[Figure record listings]
= = =
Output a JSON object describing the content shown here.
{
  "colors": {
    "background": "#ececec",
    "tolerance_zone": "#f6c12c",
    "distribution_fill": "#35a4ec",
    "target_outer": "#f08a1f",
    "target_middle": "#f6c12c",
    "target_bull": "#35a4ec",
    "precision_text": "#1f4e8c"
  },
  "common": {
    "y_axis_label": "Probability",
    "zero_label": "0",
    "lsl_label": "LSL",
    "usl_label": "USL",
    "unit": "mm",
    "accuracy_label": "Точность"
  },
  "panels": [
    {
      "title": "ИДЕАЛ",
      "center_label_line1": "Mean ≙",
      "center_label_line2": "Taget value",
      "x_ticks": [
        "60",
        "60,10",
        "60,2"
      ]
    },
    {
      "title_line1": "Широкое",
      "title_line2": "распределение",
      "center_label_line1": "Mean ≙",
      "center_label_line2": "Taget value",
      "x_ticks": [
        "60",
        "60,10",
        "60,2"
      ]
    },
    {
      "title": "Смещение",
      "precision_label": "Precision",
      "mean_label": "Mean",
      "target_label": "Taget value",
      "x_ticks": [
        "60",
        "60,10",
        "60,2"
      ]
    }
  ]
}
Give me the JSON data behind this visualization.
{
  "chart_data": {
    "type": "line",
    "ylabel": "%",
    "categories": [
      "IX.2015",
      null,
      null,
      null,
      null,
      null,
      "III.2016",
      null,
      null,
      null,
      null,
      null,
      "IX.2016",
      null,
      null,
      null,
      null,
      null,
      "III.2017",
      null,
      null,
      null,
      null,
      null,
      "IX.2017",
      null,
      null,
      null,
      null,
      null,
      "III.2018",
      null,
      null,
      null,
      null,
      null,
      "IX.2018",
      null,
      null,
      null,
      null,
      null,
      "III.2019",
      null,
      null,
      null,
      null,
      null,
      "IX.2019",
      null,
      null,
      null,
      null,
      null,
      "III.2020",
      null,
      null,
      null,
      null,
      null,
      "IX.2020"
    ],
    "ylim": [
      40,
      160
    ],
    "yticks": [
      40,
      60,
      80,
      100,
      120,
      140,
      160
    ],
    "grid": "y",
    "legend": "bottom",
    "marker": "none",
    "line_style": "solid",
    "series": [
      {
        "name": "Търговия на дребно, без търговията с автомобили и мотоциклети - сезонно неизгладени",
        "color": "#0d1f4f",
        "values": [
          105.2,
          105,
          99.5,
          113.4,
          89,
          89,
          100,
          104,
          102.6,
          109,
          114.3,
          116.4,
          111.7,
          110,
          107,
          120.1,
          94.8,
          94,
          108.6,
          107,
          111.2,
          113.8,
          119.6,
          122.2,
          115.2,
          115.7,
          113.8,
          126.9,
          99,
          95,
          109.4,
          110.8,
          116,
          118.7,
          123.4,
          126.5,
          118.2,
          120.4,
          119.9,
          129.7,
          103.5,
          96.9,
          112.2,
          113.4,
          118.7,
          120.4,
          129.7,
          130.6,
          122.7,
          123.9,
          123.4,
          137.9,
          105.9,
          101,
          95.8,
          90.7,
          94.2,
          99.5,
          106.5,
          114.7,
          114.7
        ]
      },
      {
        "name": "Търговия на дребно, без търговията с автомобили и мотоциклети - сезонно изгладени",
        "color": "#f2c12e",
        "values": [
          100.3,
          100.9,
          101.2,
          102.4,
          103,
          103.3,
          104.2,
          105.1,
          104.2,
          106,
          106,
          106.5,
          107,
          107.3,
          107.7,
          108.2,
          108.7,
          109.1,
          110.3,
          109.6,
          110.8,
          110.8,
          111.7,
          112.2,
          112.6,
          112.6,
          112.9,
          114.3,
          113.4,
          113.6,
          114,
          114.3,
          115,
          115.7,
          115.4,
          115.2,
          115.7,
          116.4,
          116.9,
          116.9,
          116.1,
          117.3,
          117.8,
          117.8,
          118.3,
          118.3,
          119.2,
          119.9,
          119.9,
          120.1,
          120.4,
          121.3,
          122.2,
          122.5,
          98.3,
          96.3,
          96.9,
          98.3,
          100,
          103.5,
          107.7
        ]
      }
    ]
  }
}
= = =
Write out all the records above again, exactly as they stand.

Output a JSON object describing the content shown here.
{
  "colors": {
    "background": "#ececec",
    "tolerance_zone": "#f6c12c",
    "distribution_fill": "#35a4ec",
    "target_outer": "#f08a1f",
    "target_middle": "#f6c12c",
    "target_bull": "#35a4ec",
    "precision_text": "#1f4e8c"
  },
  "common": {
    "y_axis_label": "Probability",
    "zero_label": "0",
    "lsl_label": "LSL",
    "usl_label": "USL",
    "unit": "mm",
    "accuracy_label": "Точность"
  },
  "panels": [
    {
      "title": "ИДЕАЛ",
      "center_label_line1": "Mean ≙",
      "center_label_line2": "Taget value",
      "x_ticks": [
        "60",
        "60,10",
        "60,2"
      ]
    },
    {
      "title_line1": "Широкое",
      "title_line2": "распределение",
      "center_label_line1": "Mean ≙",
      "center_label_line2": "Taget value",
      "x_ticks": [
        "60",
        "60,10",
        "60,2"
      ]
    },
    {
      "title": "Смещение",
      "precision_label": "Precision",
      "mean_label": "Mean",
      "target_label": "Taget value",
      "x_ticks": [
        "60",
        "60,10",
        "60,2"
      ]
    }
  ]
}
Give me the JSON data behind this visualization.
{
  "chart_data": {
    "type": "line",
    "ylabel": "%",
    "categories": [
      "IX.2015",
      null,
      null,
      null,
      null,
      null,
      "III.2016",
      null,
      null,
      null,
      null,
      null,
      "IX.2016",
      null,
      null,
      null,
      null,
      null,
      "III.2017",
      null,
      null,
      null,
      null,
      null,
      "IX.2017",
      null,
      null,
      null,
      null,
      null,
      "III.2018",
      null,
      null,
      null,
      null,
      null,
      "IX.2018",
      null,
      null,
      null,
      null,
      null,
      "III.2019",
      null,
      null,
      null,
      null,
      null,
      "IX.2019",
      null,
      null,
      null,
      null,
      null,
      "III.2020",
      null,
      null,
      null,
      null,
      null,
      "IX.2020"
    ],
    "ylim": [
      40,
      160
    ],
    "yticks": [
      40,
      60,
      80,
      100,
      120,
      140,
      160
    ],
    "grid": "y",
    "legend": "bottom",
    "marker": "none",
    "line_style": "solid",
    "series": [
      {
        "name": "Търговия на дребно, без търговията с автомобили и мотоциклети - сезонно неизгладени",
        "color": "#0d1f4f",
        "values": [
          105.2,
          105,
          99.5,
          113.4,
          89,
          89,
          100,
          104,
          102.6,
          109,
          114.3,
          116.4,
          111.7,
          110,
          107,
          120.1,
          94.8,
          94,
          108.6,
          107,
          111.2,
          113.8,
          119.6,
          122.2,
          115.2,
          115.7,
          113.8,
          126.9,
          99,
          95,
          109.4,
          110.8,
          116,
          118.7,
          123.4,
          126.5,
          118.2,
          120.4,
          119.9,
          129.7,
          103.5,
          96.9,
          112.2,
          113.4,
          118.7,
          120.4,
          129.7,
          130.6,
          122.7,
          123.9,
          123.4,
          137.9,
          105.9,
          101,
          95.8,
          90.7,
          94.2,
          99.5,
          106.5,
          114.7,
          114.7
        ]
      },
      {
        "name": "Търговия на дребно, без търговията с автомобили и мотоциклети - сезонно изгладени",
        "color": "#f2c12e",
        "values": [
          100.3,
          100.9,
          101.2,
          102.4,
          103,
          103.3,
          104.2,
          105.1,
          104.2,
          106,
          106,
          106.5,
          107,
          107.3,
          107.7,
          108.2,
          108.7,
          109.1,
          110.3,
          109.6,
          110.8,
          110.8,
          111.7,
          112.2,
          112.6,
          112.6,
          112.9,
          114.3,
          113.4,
          113.6,
          114,
          114.3,
          115,
          115.7,
          115.4,
          115.2,
          115.7,
          116.4,
          116.9,
          116.9,
          116.1,
          117.3,
          117.8,
          117.8,
          118.3,
          118.3,
          119.2,
          119.9,
          119.9,
          120.1,
          120.4,
          121.3,
          122.2,
          122.5,
          98.3,
          96.3,
          96.9,
          98.3,
          100,
          103.5,
          107.7
        ]
      }
    ]
  }
}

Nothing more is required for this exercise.